____ Data for this exercise
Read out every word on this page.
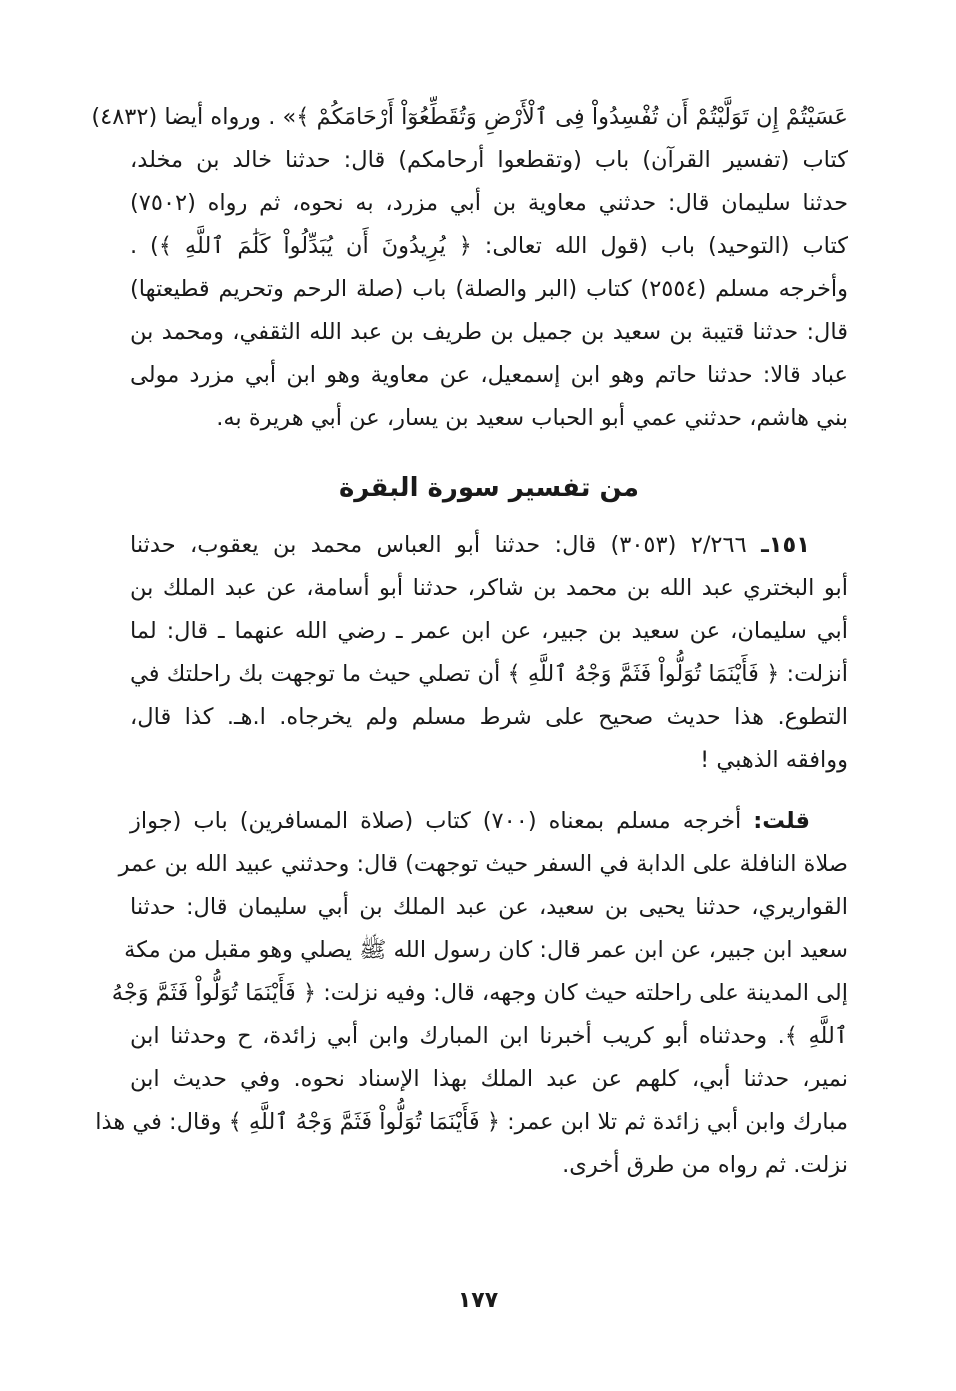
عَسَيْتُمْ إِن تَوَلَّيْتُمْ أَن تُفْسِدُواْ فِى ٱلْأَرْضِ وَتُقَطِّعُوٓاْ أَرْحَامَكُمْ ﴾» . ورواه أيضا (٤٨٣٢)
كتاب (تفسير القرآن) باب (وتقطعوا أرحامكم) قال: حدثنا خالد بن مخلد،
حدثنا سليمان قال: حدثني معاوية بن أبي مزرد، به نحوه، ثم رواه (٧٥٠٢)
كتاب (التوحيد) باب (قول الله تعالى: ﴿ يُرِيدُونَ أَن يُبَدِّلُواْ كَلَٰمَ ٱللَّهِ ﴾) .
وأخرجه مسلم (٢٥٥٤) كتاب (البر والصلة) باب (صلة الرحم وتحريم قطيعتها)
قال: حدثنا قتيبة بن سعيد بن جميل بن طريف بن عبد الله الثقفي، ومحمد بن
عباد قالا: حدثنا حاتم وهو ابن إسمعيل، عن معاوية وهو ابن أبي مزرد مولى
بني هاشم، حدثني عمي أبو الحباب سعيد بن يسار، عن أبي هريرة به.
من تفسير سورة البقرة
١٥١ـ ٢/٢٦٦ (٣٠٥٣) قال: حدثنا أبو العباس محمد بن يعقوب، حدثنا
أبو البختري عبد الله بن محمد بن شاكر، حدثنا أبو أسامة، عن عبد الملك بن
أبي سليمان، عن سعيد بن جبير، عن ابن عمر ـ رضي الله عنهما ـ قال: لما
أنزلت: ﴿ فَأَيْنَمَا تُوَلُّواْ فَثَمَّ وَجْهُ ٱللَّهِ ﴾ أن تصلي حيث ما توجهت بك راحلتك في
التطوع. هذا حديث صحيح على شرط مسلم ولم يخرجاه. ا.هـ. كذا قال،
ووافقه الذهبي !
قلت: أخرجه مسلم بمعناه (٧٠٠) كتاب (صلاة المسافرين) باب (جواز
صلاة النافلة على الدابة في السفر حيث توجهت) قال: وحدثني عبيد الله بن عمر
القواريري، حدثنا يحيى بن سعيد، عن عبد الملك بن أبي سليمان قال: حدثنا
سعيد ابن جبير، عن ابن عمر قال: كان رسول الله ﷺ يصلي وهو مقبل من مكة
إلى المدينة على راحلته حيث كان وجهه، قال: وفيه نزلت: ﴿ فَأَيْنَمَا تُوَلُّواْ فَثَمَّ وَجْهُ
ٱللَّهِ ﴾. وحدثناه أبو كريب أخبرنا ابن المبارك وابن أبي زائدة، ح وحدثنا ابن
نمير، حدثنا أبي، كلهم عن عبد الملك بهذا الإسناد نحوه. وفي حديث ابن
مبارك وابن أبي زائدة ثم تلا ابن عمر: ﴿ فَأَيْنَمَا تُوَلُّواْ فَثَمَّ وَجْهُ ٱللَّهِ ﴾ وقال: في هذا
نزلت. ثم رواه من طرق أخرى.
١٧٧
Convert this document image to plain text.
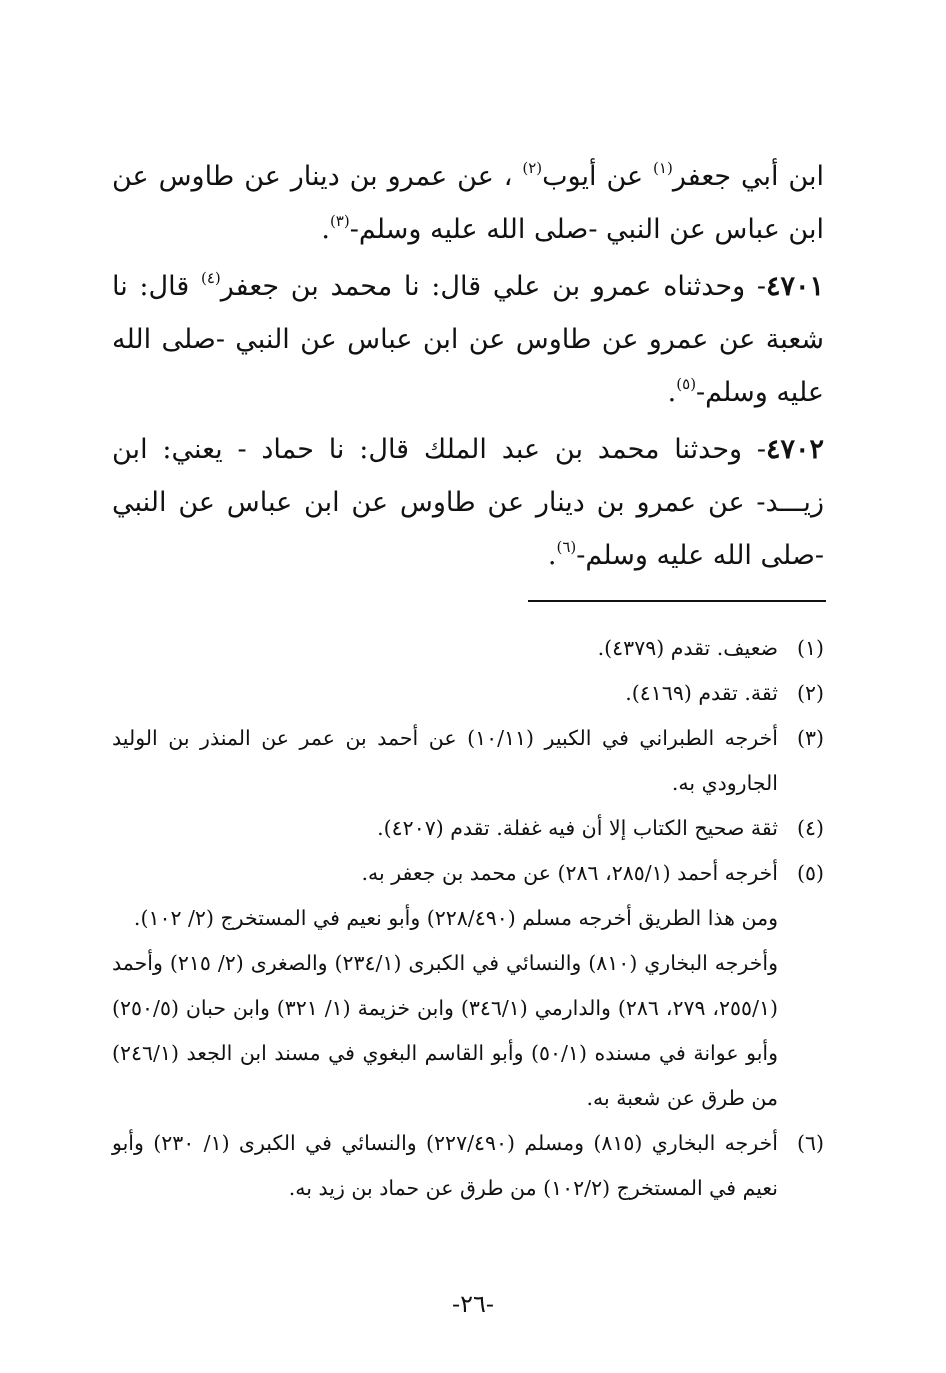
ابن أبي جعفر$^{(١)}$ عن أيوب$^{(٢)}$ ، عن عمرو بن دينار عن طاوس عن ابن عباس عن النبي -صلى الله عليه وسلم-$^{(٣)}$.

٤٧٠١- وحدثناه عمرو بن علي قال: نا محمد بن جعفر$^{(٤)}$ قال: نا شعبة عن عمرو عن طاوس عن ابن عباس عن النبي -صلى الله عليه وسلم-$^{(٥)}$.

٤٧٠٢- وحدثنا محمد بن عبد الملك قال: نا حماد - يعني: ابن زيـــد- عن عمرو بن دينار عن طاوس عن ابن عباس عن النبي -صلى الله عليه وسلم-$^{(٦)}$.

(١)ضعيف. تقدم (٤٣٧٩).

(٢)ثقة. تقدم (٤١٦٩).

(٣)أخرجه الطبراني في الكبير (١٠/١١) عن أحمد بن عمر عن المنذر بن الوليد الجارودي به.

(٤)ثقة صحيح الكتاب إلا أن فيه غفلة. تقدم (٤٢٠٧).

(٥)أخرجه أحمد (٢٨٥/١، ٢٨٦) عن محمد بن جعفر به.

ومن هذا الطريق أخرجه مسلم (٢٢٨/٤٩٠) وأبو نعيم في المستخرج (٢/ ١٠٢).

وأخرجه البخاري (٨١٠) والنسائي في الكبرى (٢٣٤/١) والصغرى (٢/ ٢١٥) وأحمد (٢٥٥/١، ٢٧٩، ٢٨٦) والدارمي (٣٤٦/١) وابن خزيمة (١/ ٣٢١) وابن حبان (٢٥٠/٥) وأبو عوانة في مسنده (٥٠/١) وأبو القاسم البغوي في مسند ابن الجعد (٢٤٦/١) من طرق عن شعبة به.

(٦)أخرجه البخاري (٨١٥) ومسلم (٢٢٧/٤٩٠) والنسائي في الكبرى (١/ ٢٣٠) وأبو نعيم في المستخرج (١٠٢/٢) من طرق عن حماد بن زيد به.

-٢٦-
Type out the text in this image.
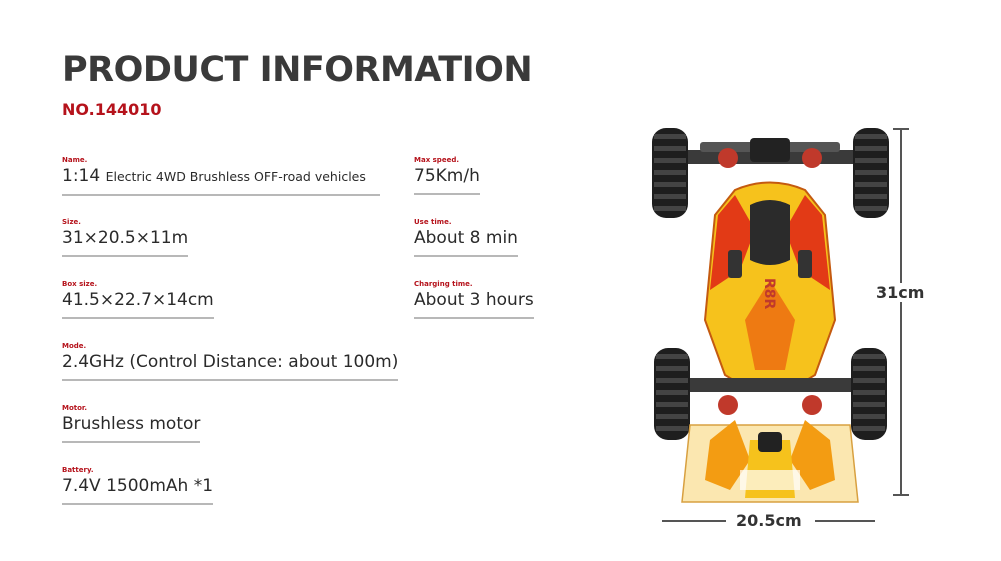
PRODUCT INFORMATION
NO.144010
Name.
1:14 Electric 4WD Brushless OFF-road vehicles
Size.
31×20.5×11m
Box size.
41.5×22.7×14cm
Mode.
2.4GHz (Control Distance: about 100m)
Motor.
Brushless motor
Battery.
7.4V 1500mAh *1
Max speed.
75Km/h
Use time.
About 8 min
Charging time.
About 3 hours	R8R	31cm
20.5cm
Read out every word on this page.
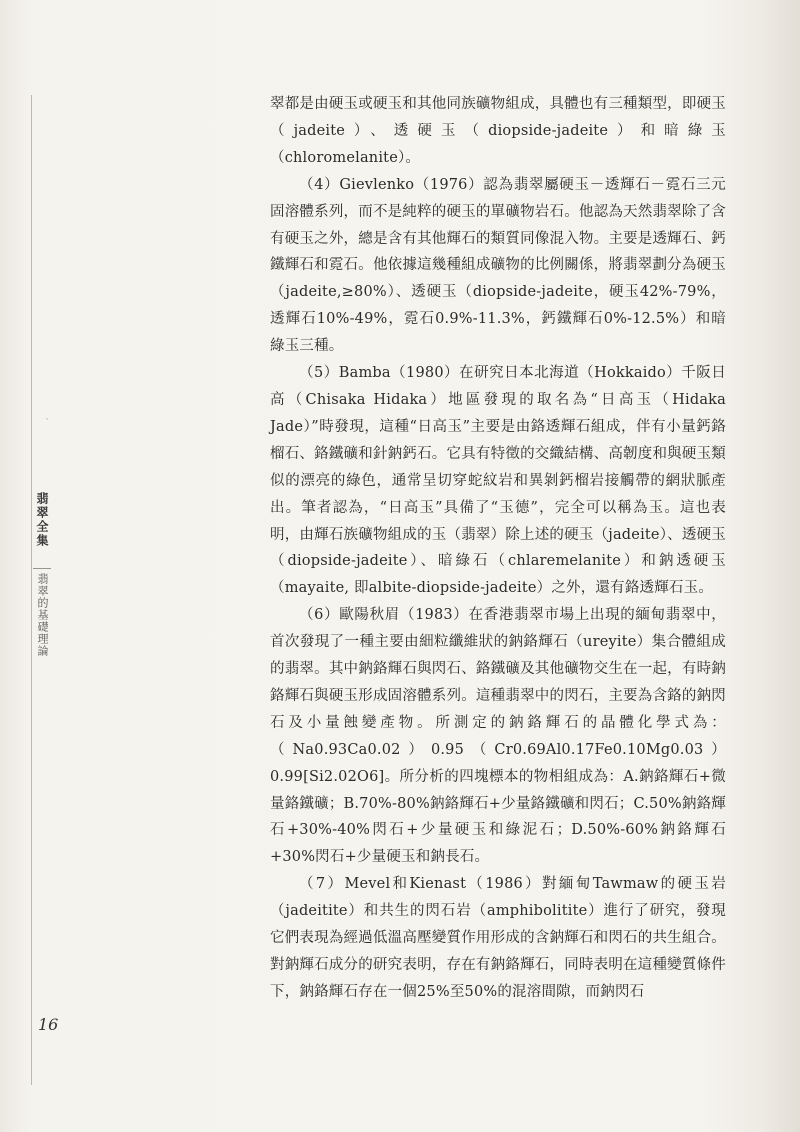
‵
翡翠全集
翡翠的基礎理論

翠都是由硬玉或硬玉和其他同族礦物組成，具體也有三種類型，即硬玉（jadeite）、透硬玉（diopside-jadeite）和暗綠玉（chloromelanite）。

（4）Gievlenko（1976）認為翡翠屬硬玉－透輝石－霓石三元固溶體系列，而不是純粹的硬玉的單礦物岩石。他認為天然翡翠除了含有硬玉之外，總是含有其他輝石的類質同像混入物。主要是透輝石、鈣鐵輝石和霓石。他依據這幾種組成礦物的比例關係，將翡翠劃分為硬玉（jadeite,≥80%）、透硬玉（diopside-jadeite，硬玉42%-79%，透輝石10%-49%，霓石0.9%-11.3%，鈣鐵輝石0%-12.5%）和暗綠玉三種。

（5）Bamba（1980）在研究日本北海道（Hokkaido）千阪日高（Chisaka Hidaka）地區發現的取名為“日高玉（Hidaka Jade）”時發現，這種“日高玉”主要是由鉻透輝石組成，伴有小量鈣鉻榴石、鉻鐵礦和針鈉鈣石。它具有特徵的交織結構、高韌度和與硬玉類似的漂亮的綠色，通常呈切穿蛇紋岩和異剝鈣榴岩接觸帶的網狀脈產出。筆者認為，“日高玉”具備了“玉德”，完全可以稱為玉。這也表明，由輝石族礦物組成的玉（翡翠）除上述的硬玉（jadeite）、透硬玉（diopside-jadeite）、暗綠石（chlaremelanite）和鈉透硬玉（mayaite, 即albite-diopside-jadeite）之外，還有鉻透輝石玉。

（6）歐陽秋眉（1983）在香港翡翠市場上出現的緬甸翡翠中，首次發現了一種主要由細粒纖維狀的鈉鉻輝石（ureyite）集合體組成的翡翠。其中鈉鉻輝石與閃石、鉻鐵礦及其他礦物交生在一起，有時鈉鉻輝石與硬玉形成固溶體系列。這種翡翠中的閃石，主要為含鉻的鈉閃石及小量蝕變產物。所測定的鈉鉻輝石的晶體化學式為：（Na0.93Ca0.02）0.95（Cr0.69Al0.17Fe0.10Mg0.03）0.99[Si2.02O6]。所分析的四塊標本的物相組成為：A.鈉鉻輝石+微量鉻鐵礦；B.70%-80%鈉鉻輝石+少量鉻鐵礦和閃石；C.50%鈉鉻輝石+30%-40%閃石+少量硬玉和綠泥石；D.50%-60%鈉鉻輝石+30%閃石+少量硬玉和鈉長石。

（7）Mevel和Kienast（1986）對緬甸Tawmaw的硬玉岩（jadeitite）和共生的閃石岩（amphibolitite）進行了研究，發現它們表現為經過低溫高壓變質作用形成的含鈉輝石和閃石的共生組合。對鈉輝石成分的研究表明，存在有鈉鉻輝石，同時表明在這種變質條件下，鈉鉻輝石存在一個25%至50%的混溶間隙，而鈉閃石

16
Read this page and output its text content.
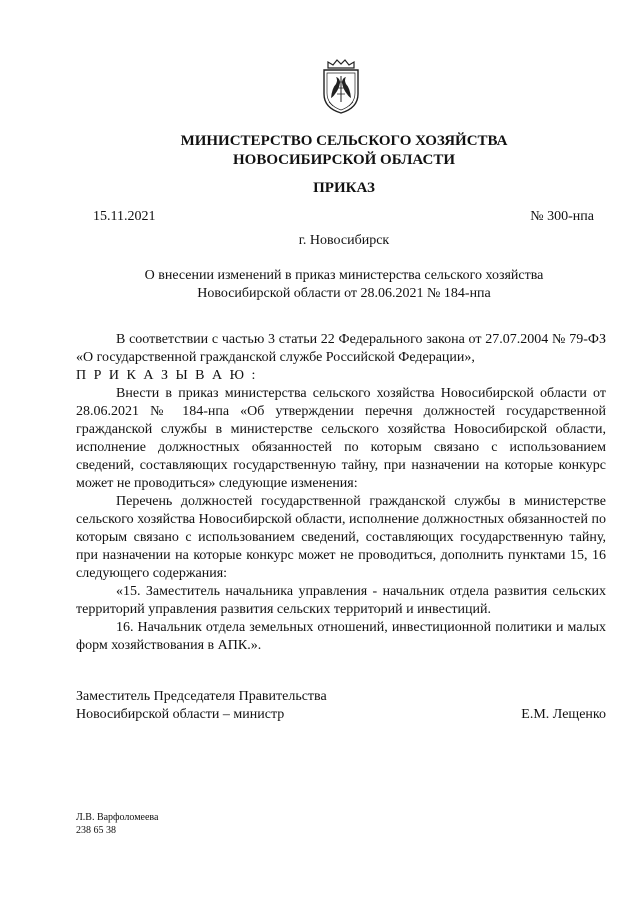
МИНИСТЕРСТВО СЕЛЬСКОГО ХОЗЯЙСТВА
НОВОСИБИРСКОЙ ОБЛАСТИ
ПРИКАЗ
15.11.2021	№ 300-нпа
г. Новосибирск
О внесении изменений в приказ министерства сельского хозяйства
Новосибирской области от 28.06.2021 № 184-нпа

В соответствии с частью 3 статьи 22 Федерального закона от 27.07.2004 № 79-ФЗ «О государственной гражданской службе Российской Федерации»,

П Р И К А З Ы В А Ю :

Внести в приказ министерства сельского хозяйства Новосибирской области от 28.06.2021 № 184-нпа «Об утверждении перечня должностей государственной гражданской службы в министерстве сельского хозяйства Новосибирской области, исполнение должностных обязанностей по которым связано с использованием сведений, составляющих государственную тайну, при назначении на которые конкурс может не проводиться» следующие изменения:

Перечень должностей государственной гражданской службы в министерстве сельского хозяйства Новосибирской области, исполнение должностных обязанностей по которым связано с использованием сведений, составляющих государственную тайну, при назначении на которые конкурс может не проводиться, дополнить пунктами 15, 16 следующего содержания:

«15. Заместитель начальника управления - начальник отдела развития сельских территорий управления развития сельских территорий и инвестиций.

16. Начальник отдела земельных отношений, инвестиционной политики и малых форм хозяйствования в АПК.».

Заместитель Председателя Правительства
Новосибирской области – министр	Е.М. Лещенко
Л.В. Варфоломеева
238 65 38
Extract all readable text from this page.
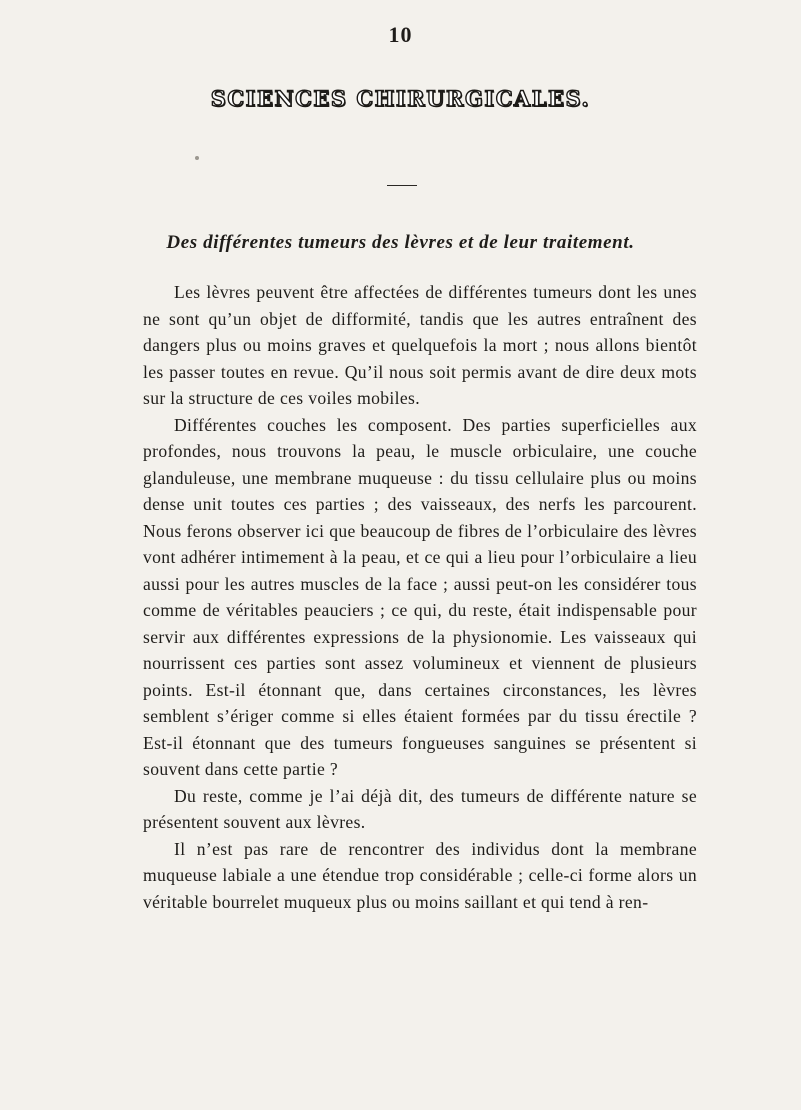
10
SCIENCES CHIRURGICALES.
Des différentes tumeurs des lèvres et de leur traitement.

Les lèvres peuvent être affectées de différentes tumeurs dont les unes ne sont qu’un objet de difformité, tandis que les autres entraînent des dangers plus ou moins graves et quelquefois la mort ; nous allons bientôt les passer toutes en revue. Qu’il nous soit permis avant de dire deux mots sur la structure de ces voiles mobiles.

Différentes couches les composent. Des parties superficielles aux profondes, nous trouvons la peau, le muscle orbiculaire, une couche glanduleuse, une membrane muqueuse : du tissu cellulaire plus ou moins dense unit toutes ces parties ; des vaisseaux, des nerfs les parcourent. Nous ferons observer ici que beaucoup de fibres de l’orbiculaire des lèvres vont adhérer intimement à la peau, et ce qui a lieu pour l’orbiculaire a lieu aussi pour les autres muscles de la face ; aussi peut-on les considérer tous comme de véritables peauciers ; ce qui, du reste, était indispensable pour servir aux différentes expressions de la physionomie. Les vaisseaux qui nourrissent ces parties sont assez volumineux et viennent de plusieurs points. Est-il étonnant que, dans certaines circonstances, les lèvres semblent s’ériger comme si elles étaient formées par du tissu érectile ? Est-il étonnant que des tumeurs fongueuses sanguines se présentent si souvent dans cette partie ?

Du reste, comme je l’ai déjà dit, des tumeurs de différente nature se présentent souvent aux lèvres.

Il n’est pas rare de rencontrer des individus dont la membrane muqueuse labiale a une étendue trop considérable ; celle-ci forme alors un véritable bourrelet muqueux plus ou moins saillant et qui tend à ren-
________
Written exercise: Return every line containing "توجهت".

Response:
أنزلت: ﴿ فَأَيْنَمَا تُوَلُّواْ فَثَمَّ وَجْهُ ٱللَّهِ ﴾ أن تصلي حيث ما توجهت بك راحلتك في
صلاة النافلة على الدابة في السفر حيث توجهت) قال: وحدثني عبيد الله بن عمر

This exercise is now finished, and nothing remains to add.